**Aim of the exercise**:
Search the material for the string "server", then return every line where it is found.

#### Data entries

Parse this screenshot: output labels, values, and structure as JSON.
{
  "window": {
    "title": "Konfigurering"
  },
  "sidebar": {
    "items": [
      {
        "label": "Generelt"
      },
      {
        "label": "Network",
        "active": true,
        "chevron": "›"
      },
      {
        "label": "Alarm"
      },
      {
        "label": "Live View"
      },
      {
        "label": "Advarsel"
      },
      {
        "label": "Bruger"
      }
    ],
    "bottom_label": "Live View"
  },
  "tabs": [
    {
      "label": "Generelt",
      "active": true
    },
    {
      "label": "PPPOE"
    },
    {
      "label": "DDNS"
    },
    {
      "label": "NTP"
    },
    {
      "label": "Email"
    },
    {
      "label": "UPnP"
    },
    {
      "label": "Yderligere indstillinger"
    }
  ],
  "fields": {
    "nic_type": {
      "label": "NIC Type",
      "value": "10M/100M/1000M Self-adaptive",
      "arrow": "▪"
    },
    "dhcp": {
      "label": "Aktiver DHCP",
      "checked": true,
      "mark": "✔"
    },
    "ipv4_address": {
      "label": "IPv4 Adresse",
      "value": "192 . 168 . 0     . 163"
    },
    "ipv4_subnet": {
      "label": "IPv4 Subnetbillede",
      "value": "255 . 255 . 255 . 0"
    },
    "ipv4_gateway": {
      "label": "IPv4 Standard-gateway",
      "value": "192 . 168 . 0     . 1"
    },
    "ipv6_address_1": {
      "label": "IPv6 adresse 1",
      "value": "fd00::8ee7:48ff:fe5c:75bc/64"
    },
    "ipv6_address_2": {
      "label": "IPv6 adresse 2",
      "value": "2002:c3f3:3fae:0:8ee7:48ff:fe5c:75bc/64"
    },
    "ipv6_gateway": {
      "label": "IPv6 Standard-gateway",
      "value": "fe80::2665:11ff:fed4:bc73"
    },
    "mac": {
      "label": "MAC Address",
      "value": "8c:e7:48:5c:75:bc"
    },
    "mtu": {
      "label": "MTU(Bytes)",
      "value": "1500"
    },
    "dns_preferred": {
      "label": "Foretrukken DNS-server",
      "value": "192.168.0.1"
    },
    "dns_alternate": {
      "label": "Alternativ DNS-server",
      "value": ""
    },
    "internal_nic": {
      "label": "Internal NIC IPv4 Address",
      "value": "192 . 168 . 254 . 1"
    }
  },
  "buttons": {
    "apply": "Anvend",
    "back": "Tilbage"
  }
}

########

**Exercise output**:
      "label": "Foretrukken DNS-server",
      "label": "Alternativ DNS-server",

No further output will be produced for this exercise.